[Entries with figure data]
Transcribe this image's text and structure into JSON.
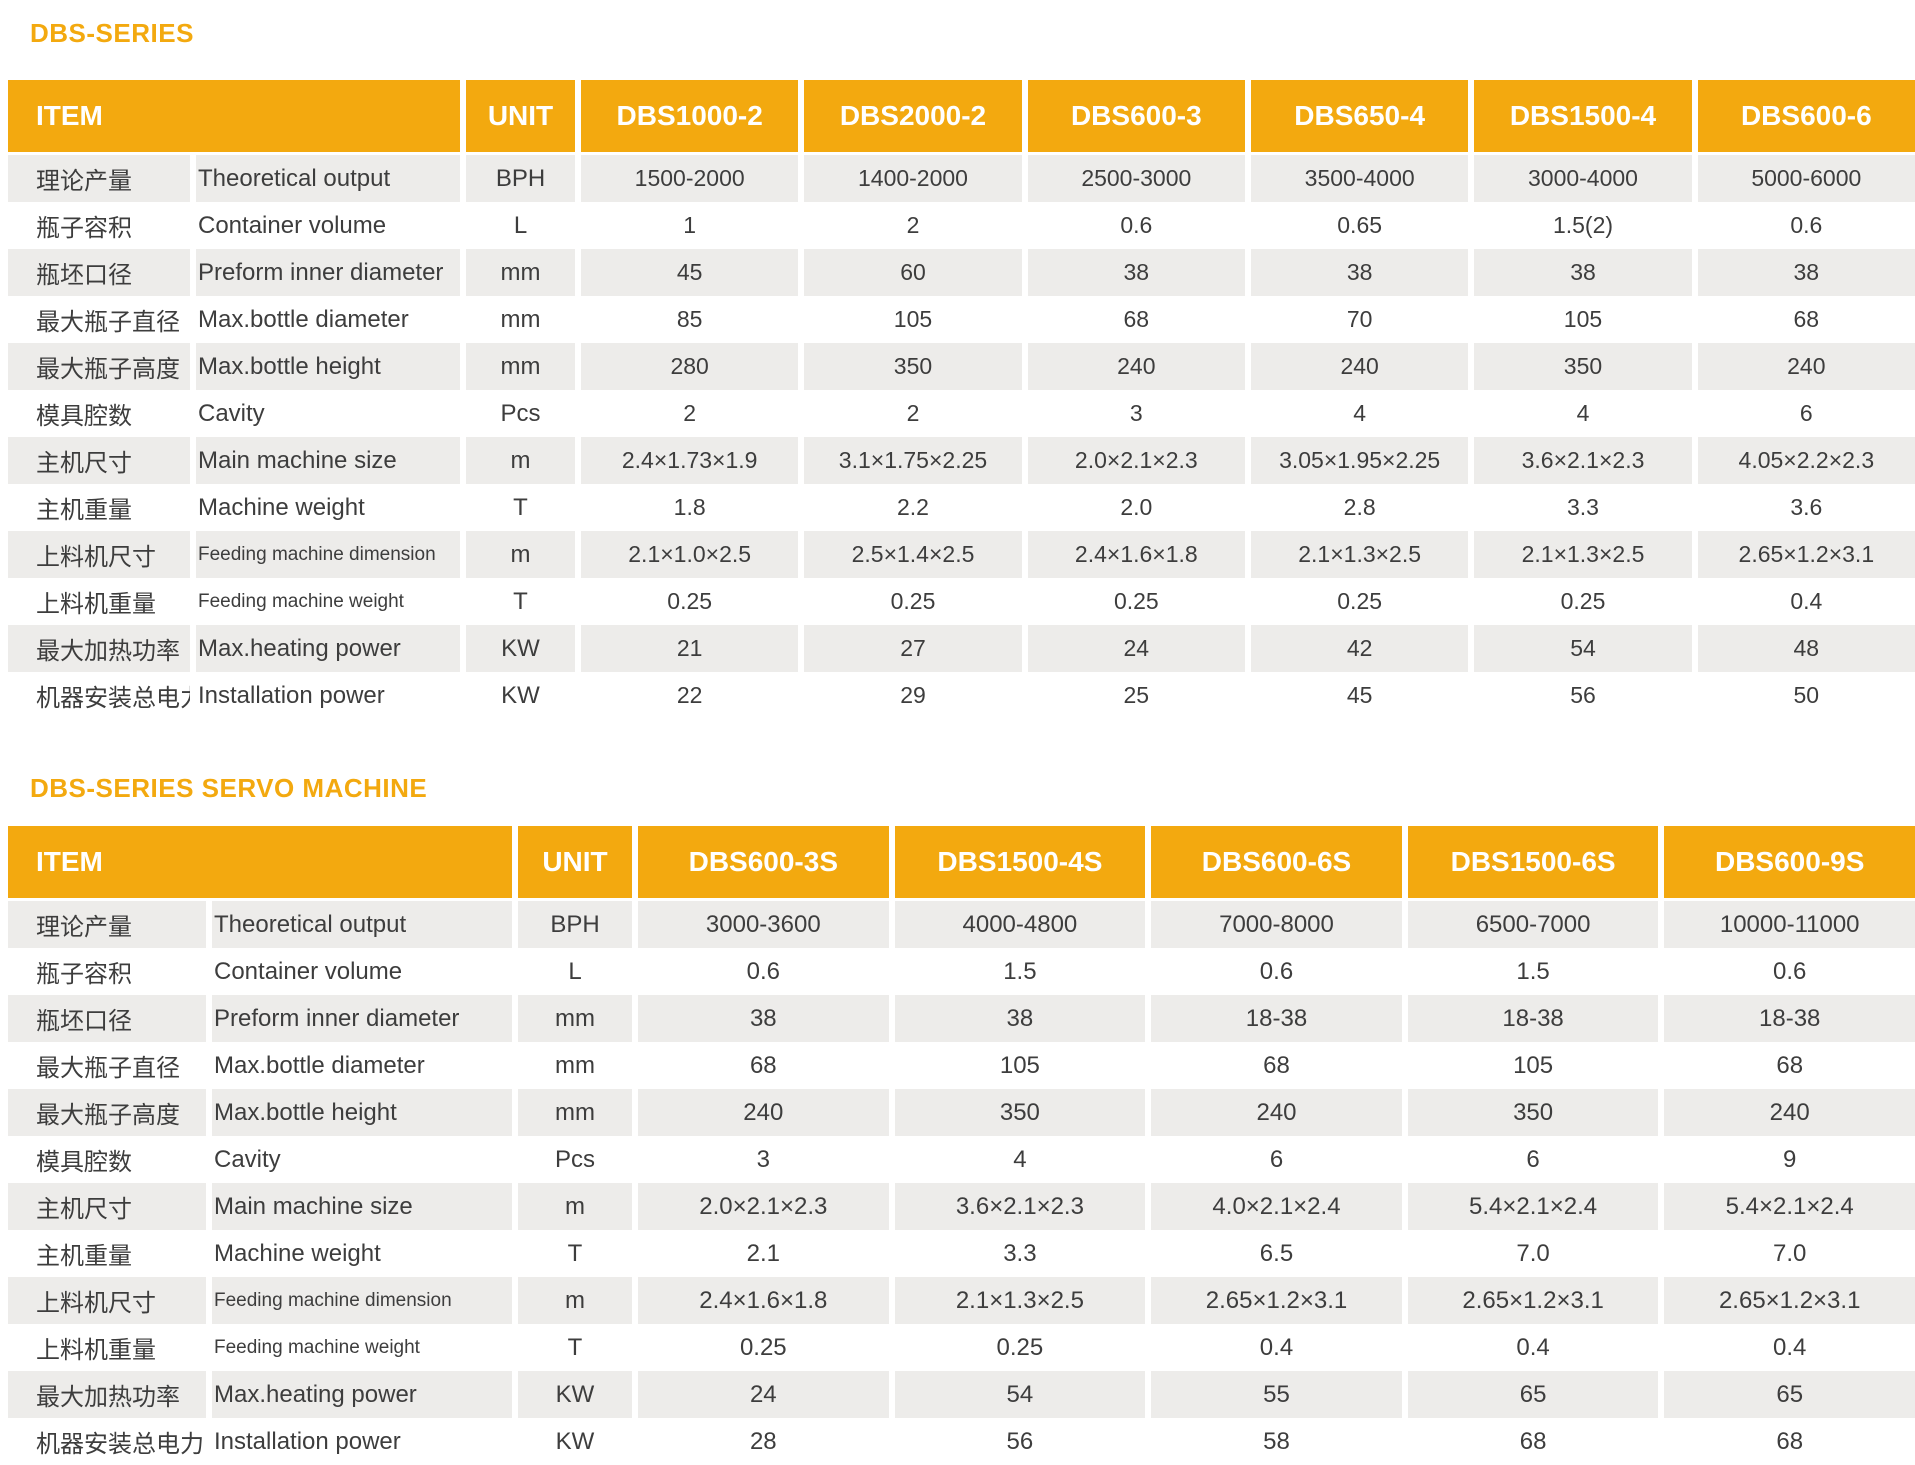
{
  "colors": {
    "accent": "#F3A90F",
    "row_stripe": "#EDECEA",
    "header_text": "#FFFFFF",
    "body_text": "#3D3D3D"
  },
  "tables": [
    {
      "title": "DBS-SERIES",
      "item_header": "ITEM",
      "unit_header": "UNIT",
      "models": [
        "DBS1000-2",
        "DBS2000-2",
        "DBS600-3",
        "DBS650-4",
        "DBS1500-4",
        "DBS600-6"
      ],
      "rows": [
        {
          "zh": "理论产量",
          "en": "Theoretical output",
          "unit": "BPH",
          "values": [
            "1500-2000",
            "1400-2000",
            "2500-3000",
            "3500-4000",
            "3000-4000",
            "5000-6000"
          ]
        },
        {
          "zh": "瓶子容积",
          "en": "Container volume",
          "unit": "L",
          "values": [
            "1",
            "2",
            "0.6",
            "0.65",
            "1.5(2)",
            "0.6"
          ]
        },
        {
          "zh": "瓶坯口径",
          "en": "Preform inner diameter",
          "unit": "mm",
          "values": [
            "45",
            "60",
            "38",
            "38",
            "38",
            "38"
          ]
        },
        {
          "zh": "最大瓶子直径",
          "en": "Max.bottle diameter",
          "unit": "mm",
          "values": [
            "85",
            "105",
            "68",
            "70",
            "105",
            "68"
          ]
        },
        {
          "zh": "最大瓶子高度",
          "en": "Max.bottle height",
          "unit": "mm",
          "values": [
            "280",
            "350",
            "240",
            "240",
            "350",
            "240"
          ]
        },
        {
          "zh": "模具腔数",
          "en": "Cavity",
          "unit": "Pcs",
          "values": [
            "2",
            "2",
            "3",
            "4",
            "4",
            "6"
          ]
        },
        {
          "zh": "主机尺寸",
          "en": "Main machine size",
          "unit": "m",
          "values": [
            "2.4×1.73×1.9",
            "3.1×1.75×2.25",
            "2.0×2.1×2.3",
            "3.05×1.95×2.25",
            "3.6×2.1×2.3",
            "4.05×2.2×2.3"
          ]
        },
        {
          "zh": "主机重量",
          "en": "Machine weight",
          "unit": "T",
          "values": [
            "1.8",
            "2.2",
            "2.0",
            "2.8",
            "3.3",
            "3.6"
          ]
        },
        {
          "zh": "上料机尺寸",
          "en": "Feeding machine dimension",
          "unit": "m",
          "values": [
            "2.1×1.0×2.5",
            "2.5×1.4×2.5",
            "2.4×1.6×1.8",
            "2.1×1.3×2.5",
            "2.1×1.3×2.5",
            "2.65×1.2×3.1"
          ]
        },
        {
          "zh": "上料机重量",
          "en": "Feeding machine weight",
          "unit": "T",
          "values": [
            "0.25",
            "0.25",
            "0.25",
            "0.25",
            "0.25",
            "0.4"
          ]
        },
        {
          "zh": "最大加热功率",
          "en": "Max.heating power",
          "unit": "KW",
          "values": [
            "21",
            "27",
            "24",
            "42",
            "54",
            "48"
          ]
        },
        {
          "zh": "机器安装总电力",
          "en": "Installation power",
          "unit": "KW",
          "values": [
            "22",
            "29",
            "25",
            "45",
            "56",
            "50"
          ]
        }
      ]
    },
    {
      "title": "DBS-SERIES SERVO MACHINE",
      "item_header": "ITEM",
      "unit_header": "UNIT",
      "models": [
        "DBS600-3S",
        "DBS1500-4S",
        "DBS600-6S",
        "DBS1500-6S",
        "DBS600-9S"
      ],
      "rows": [
        {
          "zh": "理论产量",
          "en": "Theoretical output",
          "unit": "BPH",
          "values": [
            "3000-3600",
            "4000-4800",
            "7000-8000",
            "6500-7000",
            "10000-11000"
          ]
        },
        {
          "zh": "瓶子容积",
          "en": "Container volume",
          "unit": "L",
          "values": [
            "0.6",
            "1.5",
            "0.6",
            "1.5",
            "0.6"
          ]
        },
        {
          "zh": "瓶坯口径",
          "en": "Preform inner diameter",
          "unit": "mm",
          "values": [
            "38",
            "38",
            "18-38",
            "18-38",
            "18-38"
          ]
        },
        {
          "zh": "最大瓶子直径",
          "en": "Max.bottle diameter",
          "unit": "mm",
          "values": [
            "68",
            "105",
            "68",
            "105",
            "68"
          ]
        },
        {
          "zh": "最大瓶子高度",
          "en": "Max.bottle height",
          "unit": "mm",
          "values": [
            "240",
            "350",
            "240",
            "350",
            "240"
          ]
        },
        {
          "zh": "模具腔数",
          "en": "Cavity",
          "unit": "Pcs",
          "values": [
            "3",
            "4",
            "6",
            "6",
            "9"
          ]
        },
        {
          "zh": "主机尺寸",
          "en": "Main machine size",
          "unit": "m",
          "values": [
            "2.0×2.1×2.3",
            "3.6×2.1×2.3",
            "4.0×2.1×2.4",
            "5.4×2.1×2.4",
            "5.4×2.1×2.4"
          ]
        },
        {
          "zh": "主机重量",
          "en": "Machine weight",
          "unit": "T",
          "values": [
            "2.1",
            "3.3",
            "6.5",
            "7.0",
            "7.0"
          ]
        },
        {
          "zh": "上料机尺寸",
          "en": "Feeding machine dimension",
          "unit": "m",
          "values": [
            "2.4×1.6×1.8",
            "2.1×1.3×2.5",
            "2.65×1.2×3.1",
            "2.65×1.2×3.1",
            "2.65×1.2×3.1"
          ]
        },
        {
          "zh": "上料机重量",
          "en": "Feeding machine weight",
          "unit": "T",
          "values": [
            "0.25",
            "0.25",
            "0.4",
            "0.4",
            "0.4"
          ]
        },
        {
          "zh": "最大加热功率",
          "en": "Max.heating power",
          "unit": "KW",
          "values": [
            "24",
            "54",
            "55",
            "65",
            "65"
          ]
        },
        {
          "zh": "机器安装总电力",
          "en": "Installation power",
          "unit": "KW",
          "values": [
            "28",
            "56",
            "58",
            "68",
            "68"
          ]
        }
      ]
    }
  ]
}
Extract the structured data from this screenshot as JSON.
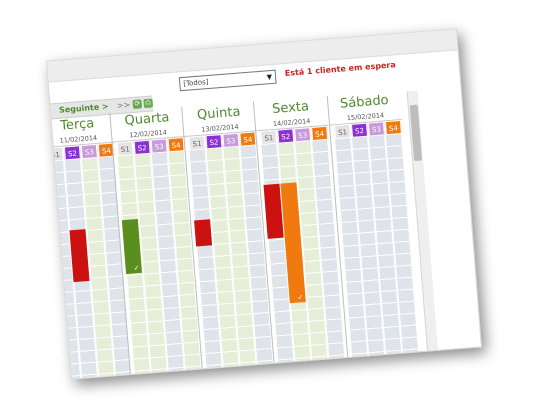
{
  "filter": {
    "selected": "[Todos]"
  },
  "alert_text": "Está 1 cliente em espera",
  "nav": {
    "next_label": "Seguinte >",
    "fastforward_label": ">>"
  },
  "slot_labels": [
    "S1",
    "S2",
    "S3",
    "S4"
  ],
  "days": [
    {
      "name": "Terça",
      "date": "11/02/2014"
    },
    {
      "name": "Quarta",
      "date": "12/02/2014"
    },
    {
      "name": "Quinta",
      "date": "13/02/2014"
    },
    {
      "name": "Sexta",
      "date": "14/02/2014"
    },
    {
      "name": "Sábado",
      "date": "15/02/2014"
    }
  ],
  "appointments": [
    {
      "day": 0,
      "color": "#cc1111",
      "checked": false
    },
    {
      "day": 1,
      "color": "#5a8f1f",
      "checked": true
    },
    {
      "day": 2,
      "color": "#cc1111",
      "checked": false
    },
    {
      "day": 3,
      "color": "#cc1111",
      "checked": false
    },
    {
      "day": 3,
      "color": "#f07a10",
      "checked": true
    }
  ],
  "icons": {
    "refresh": "refresh-icon",
    "print": "print-icon",
    "check": "checkmark-icon",
    "dropdown": "dropdown-arrow-icon"
  },
  "colors": {
    "accent_green": "#4d8a2e",
    "alert_red": "#cc2222",
    "slot_purple": "#8b2fd6",
    "slot_orange": "#f07a10"
  }
}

**Set task**
Leave out every line without the string "title" and copy the rest.

**Answer**
      "title": "DBS-SERIES",
      "title": "DBS-SERIES SERVO MACHINE",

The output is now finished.